-- begin Given information --
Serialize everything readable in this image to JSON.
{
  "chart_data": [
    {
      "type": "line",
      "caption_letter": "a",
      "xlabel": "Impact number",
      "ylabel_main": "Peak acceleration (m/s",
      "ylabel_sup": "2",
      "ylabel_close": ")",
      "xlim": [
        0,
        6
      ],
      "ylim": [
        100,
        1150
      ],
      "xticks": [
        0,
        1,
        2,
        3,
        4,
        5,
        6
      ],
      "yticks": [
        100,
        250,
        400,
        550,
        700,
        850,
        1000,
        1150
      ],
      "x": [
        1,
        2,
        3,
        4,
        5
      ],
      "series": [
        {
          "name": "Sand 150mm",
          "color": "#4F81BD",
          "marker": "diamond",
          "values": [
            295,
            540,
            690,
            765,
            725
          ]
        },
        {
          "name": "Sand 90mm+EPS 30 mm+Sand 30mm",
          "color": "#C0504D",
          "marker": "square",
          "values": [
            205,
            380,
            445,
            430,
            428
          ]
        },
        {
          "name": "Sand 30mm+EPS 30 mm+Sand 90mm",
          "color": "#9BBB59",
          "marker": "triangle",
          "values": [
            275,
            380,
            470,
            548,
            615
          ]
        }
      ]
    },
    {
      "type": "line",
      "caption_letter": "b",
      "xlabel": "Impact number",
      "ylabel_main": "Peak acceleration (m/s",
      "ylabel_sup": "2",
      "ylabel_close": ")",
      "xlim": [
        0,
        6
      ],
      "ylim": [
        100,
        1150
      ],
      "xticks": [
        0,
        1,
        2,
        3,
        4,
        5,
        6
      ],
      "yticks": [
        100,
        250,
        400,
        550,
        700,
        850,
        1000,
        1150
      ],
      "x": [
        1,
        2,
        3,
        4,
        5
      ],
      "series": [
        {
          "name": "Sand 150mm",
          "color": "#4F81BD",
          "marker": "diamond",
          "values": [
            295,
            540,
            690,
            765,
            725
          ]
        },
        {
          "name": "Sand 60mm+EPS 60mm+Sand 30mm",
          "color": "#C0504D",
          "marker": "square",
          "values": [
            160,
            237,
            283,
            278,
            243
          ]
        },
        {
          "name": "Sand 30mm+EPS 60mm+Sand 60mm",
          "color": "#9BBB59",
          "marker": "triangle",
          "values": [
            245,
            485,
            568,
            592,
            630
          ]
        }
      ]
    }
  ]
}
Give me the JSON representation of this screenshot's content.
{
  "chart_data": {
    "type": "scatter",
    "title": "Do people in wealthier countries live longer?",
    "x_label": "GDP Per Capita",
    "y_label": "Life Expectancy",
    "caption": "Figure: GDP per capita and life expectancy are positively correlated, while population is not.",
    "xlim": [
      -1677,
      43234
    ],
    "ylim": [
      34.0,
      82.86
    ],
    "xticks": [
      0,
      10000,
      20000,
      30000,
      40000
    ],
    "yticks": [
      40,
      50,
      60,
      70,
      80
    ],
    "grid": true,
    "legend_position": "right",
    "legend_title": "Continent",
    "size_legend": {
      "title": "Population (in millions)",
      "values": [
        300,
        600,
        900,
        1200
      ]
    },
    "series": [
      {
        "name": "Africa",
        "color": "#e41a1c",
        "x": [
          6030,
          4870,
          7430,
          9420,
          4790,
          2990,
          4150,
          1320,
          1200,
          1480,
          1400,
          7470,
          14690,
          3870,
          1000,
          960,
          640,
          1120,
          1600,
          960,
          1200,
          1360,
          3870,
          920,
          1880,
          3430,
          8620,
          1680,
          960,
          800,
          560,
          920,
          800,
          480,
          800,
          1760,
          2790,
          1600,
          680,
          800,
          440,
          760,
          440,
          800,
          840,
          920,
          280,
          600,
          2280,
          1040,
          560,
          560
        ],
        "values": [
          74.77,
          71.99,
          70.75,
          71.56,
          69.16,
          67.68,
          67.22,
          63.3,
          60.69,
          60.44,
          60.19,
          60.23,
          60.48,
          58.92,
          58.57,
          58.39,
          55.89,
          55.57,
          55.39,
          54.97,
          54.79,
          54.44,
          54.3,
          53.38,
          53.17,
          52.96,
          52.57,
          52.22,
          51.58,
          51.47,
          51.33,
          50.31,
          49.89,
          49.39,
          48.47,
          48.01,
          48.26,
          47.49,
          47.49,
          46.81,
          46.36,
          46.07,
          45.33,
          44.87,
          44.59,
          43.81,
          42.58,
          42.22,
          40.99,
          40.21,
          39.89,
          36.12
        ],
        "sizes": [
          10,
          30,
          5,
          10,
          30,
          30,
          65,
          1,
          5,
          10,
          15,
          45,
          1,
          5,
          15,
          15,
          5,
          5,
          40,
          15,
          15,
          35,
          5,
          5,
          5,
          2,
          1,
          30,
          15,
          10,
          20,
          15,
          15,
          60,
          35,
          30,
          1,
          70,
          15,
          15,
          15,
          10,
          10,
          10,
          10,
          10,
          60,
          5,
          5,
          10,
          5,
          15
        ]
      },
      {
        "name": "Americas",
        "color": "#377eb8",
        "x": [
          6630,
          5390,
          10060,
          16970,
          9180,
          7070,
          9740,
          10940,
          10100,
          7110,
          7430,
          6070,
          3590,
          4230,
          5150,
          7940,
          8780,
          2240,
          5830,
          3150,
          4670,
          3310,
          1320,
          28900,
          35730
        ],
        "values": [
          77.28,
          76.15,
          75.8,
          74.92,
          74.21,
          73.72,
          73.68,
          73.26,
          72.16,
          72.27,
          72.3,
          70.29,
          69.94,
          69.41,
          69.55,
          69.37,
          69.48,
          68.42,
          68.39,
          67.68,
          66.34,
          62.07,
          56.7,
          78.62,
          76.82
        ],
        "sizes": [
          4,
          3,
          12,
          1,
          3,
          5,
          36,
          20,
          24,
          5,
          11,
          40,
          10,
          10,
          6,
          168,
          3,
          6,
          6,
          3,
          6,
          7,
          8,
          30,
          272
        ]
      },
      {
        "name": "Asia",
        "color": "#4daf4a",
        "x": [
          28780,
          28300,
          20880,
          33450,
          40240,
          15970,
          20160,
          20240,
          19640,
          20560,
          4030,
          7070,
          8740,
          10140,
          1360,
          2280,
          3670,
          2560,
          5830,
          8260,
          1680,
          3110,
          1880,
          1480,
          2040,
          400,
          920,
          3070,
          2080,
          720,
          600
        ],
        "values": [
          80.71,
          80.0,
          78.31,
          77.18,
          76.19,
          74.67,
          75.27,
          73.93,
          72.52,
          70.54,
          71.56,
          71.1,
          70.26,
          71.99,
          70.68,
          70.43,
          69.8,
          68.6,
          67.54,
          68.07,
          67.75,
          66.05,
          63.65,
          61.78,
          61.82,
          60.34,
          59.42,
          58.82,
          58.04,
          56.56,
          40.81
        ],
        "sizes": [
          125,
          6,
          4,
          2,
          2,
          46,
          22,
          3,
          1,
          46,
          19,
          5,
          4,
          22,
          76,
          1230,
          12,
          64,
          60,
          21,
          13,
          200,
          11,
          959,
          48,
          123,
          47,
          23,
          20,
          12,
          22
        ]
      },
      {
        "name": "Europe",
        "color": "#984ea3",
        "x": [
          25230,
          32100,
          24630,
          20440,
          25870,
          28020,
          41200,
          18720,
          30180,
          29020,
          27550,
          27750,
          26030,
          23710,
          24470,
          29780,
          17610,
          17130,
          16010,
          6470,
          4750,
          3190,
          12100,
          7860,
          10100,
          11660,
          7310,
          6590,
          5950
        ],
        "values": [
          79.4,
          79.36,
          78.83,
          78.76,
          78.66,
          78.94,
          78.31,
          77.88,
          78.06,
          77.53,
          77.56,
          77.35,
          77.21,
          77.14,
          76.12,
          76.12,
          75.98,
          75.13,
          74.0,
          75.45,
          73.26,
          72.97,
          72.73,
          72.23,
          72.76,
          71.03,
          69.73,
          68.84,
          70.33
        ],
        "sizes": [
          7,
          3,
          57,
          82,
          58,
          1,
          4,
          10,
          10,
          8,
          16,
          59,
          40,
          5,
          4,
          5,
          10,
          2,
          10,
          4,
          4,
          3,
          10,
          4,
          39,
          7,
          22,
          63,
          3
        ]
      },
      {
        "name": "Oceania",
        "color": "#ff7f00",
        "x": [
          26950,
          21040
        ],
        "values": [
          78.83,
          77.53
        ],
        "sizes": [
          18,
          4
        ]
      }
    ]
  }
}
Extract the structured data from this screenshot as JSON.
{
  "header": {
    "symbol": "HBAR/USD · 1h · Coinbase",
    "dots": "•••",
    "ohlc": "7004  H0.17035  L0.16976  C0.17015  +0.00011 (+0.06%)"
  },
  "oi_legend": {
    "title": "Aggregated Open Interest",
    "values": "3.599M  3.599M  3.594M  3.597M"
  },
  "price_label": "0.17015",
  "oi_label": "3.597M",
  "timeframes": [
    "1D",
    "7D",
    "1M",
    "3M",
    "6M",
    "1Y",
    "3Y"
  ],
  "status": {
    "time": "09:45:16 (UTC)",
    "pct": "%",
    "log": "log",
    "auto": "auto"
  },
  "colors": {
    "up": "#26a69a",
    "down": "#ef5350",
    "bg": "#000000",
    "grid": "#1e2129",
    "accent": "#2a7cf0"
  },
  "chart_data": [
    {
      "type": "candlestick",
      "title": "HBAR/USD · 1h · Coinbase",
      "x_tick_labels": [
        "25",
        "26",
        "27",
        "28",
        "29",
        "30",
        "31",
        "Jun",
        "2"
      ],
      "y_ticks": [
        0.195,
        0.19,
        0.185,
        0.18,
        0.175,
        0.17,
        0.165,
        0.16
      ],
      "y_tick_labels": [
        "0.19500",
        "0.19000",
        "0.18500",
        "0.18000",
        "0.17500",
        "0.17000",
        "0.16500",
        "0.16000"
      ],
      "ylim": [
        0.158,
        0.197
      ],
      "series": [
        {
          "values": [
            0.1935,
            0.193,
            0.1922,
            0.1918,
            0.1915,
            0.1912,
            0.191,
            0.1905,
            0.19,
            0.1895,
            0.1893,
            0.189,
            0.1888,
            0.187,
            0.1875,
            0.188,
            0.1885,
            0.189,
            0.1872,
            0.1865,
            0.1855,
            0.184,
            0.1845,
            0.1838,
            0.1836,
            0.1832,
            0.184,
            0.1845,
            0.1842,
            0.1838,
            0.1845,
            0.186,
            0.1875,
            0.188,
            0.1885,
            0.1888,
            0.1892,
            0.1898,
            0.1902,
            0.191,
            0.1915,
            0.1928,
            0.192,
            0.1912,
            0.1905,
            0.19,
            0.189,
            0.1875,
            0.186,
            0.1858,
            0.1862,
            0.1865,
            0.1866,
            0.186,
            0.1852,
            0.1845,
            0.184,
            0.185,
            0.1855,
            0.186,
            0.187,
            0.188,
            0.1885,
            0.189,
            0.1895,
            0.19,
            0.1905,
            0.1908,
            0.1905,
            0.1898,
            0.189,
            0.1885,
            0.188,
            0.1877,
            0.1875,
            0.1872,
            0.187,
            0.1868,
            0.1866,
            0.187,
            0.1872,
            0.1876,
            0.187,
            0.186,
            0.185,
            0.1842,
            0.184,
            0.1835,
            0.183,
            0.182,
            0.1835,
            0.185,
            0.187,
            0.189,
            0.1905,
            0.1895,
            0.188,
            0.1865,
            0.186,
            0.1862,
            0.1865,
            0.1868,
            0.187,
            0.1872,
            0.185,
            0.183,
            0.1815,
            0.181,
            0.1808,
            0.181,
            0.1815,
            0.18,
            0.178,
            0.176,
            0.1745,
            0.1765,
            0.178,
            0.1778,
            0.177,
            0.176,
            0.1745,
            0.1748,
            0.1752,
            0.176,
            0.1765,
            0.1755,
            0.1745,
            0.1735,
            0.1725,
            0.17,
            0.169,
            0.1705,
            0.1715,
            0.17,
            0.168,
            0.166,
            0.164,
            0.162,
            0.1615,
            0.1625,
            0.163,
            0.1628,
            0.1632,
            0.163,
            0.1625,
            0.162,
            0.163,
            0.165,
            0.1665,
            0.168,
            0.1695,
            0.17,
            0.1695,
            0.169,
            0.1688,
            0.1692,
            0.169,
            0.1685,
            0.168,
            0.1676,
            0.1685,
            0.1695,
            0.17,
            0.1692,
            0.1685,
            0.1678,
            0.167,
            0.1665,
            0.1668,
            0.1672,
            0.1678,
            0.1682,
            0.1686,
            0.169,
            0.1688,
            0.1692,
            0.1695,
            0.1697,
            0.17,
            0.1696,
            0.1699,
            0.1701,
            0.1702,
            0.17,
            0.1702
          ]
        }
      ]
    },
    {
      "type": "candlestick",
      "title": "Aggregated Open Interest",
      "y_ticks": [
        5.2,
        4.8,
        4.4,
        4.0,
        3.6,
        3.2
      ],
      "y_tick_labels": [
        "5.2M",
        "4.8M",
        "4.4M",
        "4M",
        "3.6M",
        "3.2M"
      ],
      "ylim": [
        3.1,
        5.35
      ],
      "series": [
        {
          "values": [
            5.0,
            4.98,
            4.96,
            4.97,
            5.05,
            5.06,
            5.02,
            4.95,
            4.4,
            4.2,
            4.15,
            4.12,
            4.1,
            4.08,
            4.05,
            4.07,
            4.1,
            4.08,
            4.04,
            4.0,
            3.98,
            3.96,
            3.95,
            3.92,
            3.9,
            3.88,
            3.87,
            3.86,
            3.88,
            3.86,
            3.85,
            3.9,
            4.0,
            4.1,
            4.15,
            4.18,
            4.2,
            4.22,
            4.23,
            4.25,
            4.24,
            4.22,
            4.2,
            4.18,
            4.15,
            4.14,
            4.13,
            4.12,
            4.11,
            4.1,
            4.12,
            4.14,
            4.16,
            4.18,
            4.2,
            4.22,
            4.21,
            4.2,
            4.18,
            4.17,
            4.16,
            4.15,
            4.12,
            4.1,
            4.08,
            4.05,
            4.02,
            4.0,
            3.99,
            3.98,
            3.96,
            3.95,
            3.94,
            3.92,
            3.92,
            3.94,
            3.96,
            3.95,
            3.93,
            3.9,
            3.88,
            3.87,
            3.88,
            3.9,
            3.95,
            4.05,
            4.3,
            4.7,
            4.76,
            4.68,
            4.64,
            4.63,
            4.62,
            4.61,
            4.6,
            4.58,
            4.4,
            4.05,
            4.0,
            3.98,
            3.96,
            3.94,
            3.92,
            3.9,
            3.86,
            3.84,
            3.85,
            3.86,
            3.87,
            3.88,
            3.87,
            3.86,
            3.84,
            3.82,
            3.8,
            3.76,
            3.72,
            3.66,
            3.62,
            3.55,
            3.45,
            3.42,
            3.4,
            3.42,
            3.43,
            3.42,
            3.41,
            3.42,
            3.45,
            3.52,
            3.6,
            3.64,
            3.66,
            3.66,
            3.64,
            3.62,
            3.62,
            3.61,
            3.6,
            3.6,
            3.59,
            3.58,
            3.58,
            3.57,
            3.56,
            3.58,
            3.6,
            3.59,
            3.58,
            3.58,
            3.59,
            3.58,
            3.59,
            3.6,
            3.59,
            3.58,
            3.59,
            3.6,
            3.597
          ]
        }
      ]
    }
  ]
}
-- end Given information --
Return only the number of lines in the entries that contain the string "Interest".

Problem solution:
2